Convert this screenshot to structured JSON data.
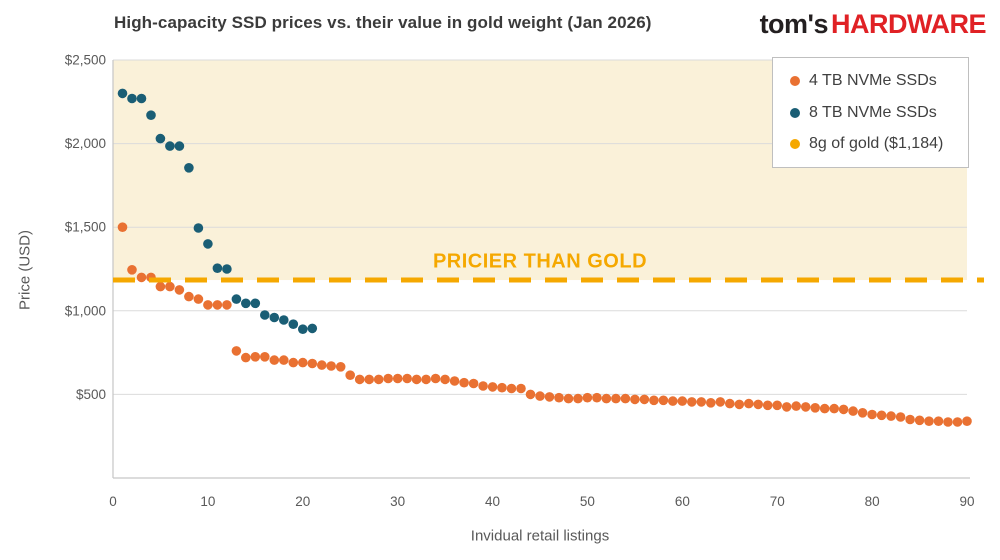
{
  "header": {
    "logo": {
      "prefix": "tom's",
      "suffix": "HARDWARE"
    }
  },
  "colors": {
    "orange_series": "#E97132",
    "blue_series": "#1A5E75",
    "gold": "#F5A800",
    "gold_zone_fill": "#FAF1D9",
    "gridline": "#DBDBDB",
    "axis_line": "#C6C6C6",
    "tick_text": "#595959",
    "title_text": "#3B3B3B",
    "logo_black": "#231F20",
    "logo_red": "#E02125"
  },
  "chart_data": {
    "type": "scatter",
    "title": "High-capacity SSD prices vs. their value in gold weight (Jan 2026)",
    "xlabel": "Invidual retail listings",
    "ylabel": "Price (USD)",
    "xlim": [
      0,
      90
    ],
    "ylim": [
      0,
      2500
    ],
    "grid": "horizontal-only",
    "legend_position": "top-right",
    "x_ticks": [
      0,
      10,
      20,
      30,
      40,
      50,
      60,
      70,
      80,
      90
    ],
    "y_ticks": [
      {
        "value": 500,
        "label": "$500"
      },
      {
        "value": 1000,
        "label": "$1,000"
      },
      {
        "value": 1500,
        "label": "$1,500"
      },
      {
        "value": 2000,
        "label": "$2,000"
      },
      {
        "value": 2500,
        "label": "$2,500"
      }
    ],
    "shaded_region": {
      "above_value": 1184,
      "fill": "#FAF1D9",
      "meaning": "zone where SSDs cost more than 8g of gold"
    },
    "annotation": {
      "text": "PRICIER THAN GOLD",
      "color": "#F5A800",
      "x": 45,
      "y": 1300
    },
    "series": [
      {
        "name": "4 TB NVMe SSDs",
        "color": "#E97132",
        "marker": "circle",
        "x": [
          1,
          2,
          3,
          4,
          5,
          6,
          7,
          8,
          9,
          10,
          11,
          12,
          13,
          14,
          15,
          16,
          17,
          18,
          19,
          20,
          21,
          22,
          23,
          24,
          25,
          26,
          27,
          28,
          29,
          30,
          31,
          32,
          33,
          34,
          35,
          36,
          37,
          38,
          39,
          40,
          41,
          42,
          43,
          44,
          45,
          46,
          47,
          48,
          49,
          50,
          51,
          52,
          53,
          54,
          55,
          56,
          57,
          58,
          59,
          60,
          61,
          62,
          63,
          64,
          65,
          66,
          67,
          68,
          69,
          70,
          71,
          72,
          73,
          74,
          75,
          76,
          77,
          78,
          79,
          80,
          81,
          82,
          83,
          84,
          85,
          86,
          87,
          88,
          89,
          90
        ],
        "y": [
          1500,
          1245,
          1200,
          1200,
          1145,
          1145,
          1125,
          1085,
          1070,
          1035,
          1035,
          1035,
          760,
          720,
          725,
          725,
          705,
          705,
          690,
          690,
          685,
          675,
          670,
          665,
          615,
          590,
          590,
          590,
          595,
          595,
          595,
          590,
          590,
          595,
          590,
          580,
          570,
          565,
          550,
          545,
          540,
          535,
          535,
          500,
          490,
          485,
          480,
          475,
          475,
          480,
          480,
          475,
          475,
          475,
          470,
          470,
          465,
          465,
          460,
          460,
          455,
          455,
          450,
          455,
          445,
          440,
          445,
          440,
          435,
          435,
          425,
          430,
          425,
          420,
          415,
          415,
          410,
          400,
          390,
          380,
          375,
          370,
          365,
          350,
          345,
          340,
          340,
          335,
          335,
          340
        ]
      },
      {
        "name": "8 TB NVMe SSDs",
        "color": "#1A5E75",
        "marker": "circle",
        "x": [
          1,
          2,
          3,
          4,
          5,
          6,
          7,
          8,
          9,
          10,
          11,
          12,
          13,
          14,
          15,
          16,
          17,
          18,
          19,
          20,
          21
        ],
        "y": [
          2300,
          2270,
          2270,
          2170,
          2030,
          1985,
          1985,
          1855,
          1495,
          1400,
          1255,
          1250,
          1070,
          1045,
          1045,
          975,
          960,
          945,
          920,
          890,
          895
        ]
      },
      {
        "name": "8g of gold ($1,184)",
        "color": "#F5A800",
        "marker": "circle",
        "style": "dashed-horizontal-line",
        "value": 1184
      }
    ]
  }
}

*Problem statement:*
Output all of the records exactly as they appear above, but not the pictures.

*Complete response:*
Convert this screenshot to structured JSON data.
{
  "header": {
    "logo": {
      "prefix": "tom's",
      "suffix": "HARDWARE"
    }
  },
  "colors": {
    "orange_series": "#E97132",
    "blue_series": "#1A5E75",
    "gold": "#F5A800",
    "gold_zone_fill": "#FAF1D9",
    "gridline": "#DBDBDB",
    "axis_line": "#C6C6C6",
    "tick_text": "#595959",
    "title_text": "#3B3B3B",
    "logo_black": "#231F20",
    "logo_red": "#E02125"
  },
  "chart_data": {
    "type": "scatter",
    "title": "High-capacity SSD prices vs. their value in gold weight (Jan 2026)",
    "xlabel": "Invidual retail listings",
    "ylabel": "Price (USD)",
    "xlim": [
      0,
      90
    ],
    "ylim": [
      0,
      2500
    ],
    "grid": "horizontal-only",
    "legend_position": "top-right",
    "x_ticks": [
      0,
      10,
      20,
      30,
      40,
      50,
      60,
      70,
      80,
      90
    ],
    "y_ticks": [
      {
        "value": 500,
        "label": "$500"
      },
      {
        "value": 1000,
        "label": "$1,000"
      },
      {
        "value": 1500,
        "label": "$1,500"
      },
      {
        "value": 2000,
        "label": "$2,000"
      },
      {
        "value": 2500,
        "label": "$2,500"
      }
    ],
    "shaded_region": {
      "above_value": 1184,
      "fill": "#FAF1D9",
      "meaning": "zone where SSDs cost more than 8g of gold"
    },
    "annotation": {
      "text": "PRICIER THAN GOLD",
      "color": "#F5A800",
      "x": 45,
      "y": 1300
    },
    "series": [
      {
        "name": "4 TB NVMe SSDs",
        "color": "#E97132",
        "marker": "circle",
        "x": [
          1,
          2,
          3,
          4,
          5,
          6,
          7,
          8,
          9,
          10,
          11,
          12,
          13,
          14,
          15,
          16,
          17,
          18,
          19,
          20,
          21,
          22,
          23,
          24,
          25,
          26,
          27,
          28,
          29,
          30,
          31,
          32,
          33,
          34,
          35,
          36,
          37,
          38,
          39,
          40,
          41,
          42,
          43,
          44,
          45,
          46,
          47,
          48,
          49,
          50,
          51,
          52,
          53,
          54,
          55,
          56,
          57,
          58,
          59,
          60,
          61,
          62,
          63,
          64,
          65,
          66,
          67,
          68,
          69,
          70,
          71,
          72,
          73,
          74,
          75,
          76,
          77,
          78,
          79,
          80,
          81,
          82,
          83,
          84,
          85,
          86,
          87,
          88,
          89,
          90
        ],
        "y": [
          1500,
          1245,
          1200,
          1200,
          1145,
          1145,
          1125,
          1085,
          1070,
          1035,
          1035,
          1035,
          760,
          720,
          725,
          725,
          705,
          705,
          690,
          690,
          685,
          675,
          670,
          665,
          615,
          590,
          590,
          590,
          595,
          595,
          595,
          590,
          590,
          595,
          590,
          580,
          570,
          565,
          550,
          545,
          540,
          535,
          535,
          500,
          490,
          485,
          480,
          475,
          475,
          480,
          480,
          475,
          475,
          475,
          470,
          470,
          465,
          465,
          460,
          460,
          455,
          455,
          450,
          455,
          445,
          440,
          445,
          440,
          435,
          435,
          425,
          430,
          425,
          420,
          415,
          415,
          410,
          400,
          390,
          380,
          375,
          370,
          365,
          350,
          345,
          340,
          340,
          335,
          335,
          340
        ]
      },
      {
        "name": "8 TB NVMe SSDs",
        "color": "#1A5E75",
        "marker": "circle",
        "x": [
          1,
          2,
          3,
          4,
          5,
          6,
          7,
          8,
          9,
          10,
          11,
          12,
          13,
          14,
          15,
          16,
          17,
          18,
          19,
          20,
          21
        ],
        "y": [
          2300,
          2270,
          2270,
          2170,
          2030,
          1985,
          1985,
          1855,
          1495,
          1400,
          1255,
          1250,
          1070,
          1045,
          1045,
          975,
          960,
          945,
          920,
          890,
          895
        ]
      },
      {
        "name": "8g of gold ($1,184)",
        "color": "#F5A800",
        "marker": "circle",
        "style": "dashed-horizontal-line",
        "value": 1184
      }
    ]
  }
}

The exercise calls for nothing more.